_What is expected_: Filter the data below for the string "discenti" and copy each matching line.

_Data for this exercise_:
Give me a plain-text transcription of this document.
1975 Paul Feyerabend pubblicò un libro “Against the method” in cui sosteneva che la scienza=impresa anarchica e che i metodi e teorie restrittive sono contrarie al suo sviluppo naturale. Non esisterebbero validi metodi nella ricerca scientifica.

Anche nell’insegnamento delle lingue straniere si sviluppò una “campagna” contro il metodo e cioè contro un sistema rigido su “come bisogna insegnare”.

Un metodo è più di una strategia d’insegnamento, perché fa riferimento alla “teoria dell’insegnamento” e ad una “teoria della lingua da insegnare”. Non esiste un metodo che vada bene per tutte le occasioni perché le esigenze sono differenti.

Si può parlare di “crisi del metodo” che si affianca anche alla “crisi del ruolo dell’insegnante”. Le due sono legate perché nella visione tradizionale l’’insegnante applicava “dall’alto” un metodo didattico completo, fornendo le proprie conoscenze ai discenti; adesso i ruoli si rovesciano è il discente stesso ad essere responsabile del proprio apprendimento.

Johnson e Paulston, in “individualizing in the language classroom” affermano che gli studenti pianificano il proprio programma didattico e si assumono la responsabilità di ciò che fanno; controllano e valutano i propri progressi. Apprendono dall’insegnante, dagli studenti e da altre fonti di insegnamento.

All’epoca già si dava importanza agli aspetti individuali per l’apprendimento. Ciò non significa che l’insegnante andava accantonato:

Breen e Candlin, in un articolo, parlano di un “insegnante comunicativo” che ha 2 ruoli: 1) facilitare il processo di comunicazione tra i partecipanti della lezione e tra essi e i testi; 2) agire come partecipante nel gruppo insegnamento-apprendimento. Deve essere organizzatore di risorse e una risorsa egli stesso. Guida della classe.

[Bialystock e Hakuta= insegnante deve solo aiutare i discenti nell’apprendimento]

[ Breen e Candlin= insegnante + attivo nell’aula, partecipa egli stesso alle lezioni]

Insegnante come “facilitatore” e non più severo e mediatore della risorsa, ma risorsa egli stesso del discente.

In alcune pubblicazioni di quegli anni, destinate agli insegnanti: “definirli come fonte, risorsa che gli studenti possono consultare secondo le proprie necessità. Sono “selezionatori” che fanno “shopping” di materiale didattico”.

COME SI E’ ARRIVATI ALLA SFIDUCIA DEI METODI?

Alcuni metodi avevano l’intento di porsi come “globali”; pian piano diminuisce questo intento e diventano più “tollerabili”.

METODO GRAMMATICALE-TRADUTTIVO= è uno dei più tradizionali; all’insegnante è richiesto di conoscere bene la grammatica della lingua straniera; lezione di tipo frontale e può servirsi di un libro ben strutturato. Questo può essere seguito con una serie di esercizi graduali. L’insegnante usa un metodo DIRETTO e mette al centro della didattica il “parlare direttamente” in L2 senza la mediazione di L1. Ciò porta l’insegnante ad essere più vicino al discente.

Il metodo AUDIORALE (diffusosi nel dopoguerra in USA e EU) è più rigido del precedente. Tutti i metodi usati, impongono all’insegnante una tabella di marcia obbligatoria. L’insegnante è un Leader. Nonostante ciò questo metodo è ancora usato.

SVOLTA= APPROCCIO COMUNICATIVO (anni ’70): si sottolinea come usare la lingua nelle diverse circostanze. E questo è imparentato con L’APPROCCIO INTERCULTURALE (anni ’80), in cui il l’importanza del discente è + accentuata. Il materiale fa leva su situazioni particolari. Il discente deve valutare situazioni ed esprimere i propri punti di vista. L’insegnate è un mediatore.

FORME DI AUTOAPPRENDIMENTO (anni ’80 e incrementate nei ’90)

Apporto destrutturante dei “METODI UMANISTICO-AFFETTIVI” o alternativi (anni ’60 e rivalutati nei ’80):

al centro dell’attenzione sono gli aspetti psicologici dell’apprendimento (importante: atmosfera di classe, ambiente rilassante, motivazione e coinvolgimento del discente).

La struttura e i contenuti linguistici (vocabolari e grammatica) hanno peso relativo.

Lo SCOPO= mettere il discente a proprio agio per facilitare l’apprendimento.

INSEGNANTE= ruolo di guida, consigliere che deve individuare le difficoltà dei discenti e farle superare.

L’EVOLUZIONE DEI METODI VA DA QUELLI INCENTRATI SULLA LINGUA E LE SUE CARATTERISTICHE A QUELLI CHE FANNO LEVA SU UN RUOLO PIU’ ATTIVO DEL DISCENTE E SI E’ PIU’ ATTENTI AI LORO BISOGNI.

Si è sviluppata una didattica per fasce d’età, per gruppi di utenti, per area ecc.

_Result for this exercise_:
Si può parlare di “crisi del metodo” che si affianca anche alla “crisi del ruolo dell’insegnante”. Le due sono legate perché nella visione tradizionale l’’insegnante applicava “dall’alto” un metodo didattico completo, fornendo le proprie conoscenze ai discenti; adesso i ruoli si rovesciano è il discente stesso ad essere responsabile del proprio apprendimento.
[Bialystock e Hakuta= insegnante deve solo aiutare i discenti nell’apprendimento]
INSEGNANTE= ruolo di guida, consigliere che deve individuare le difficoltà dei discenti e farle superare.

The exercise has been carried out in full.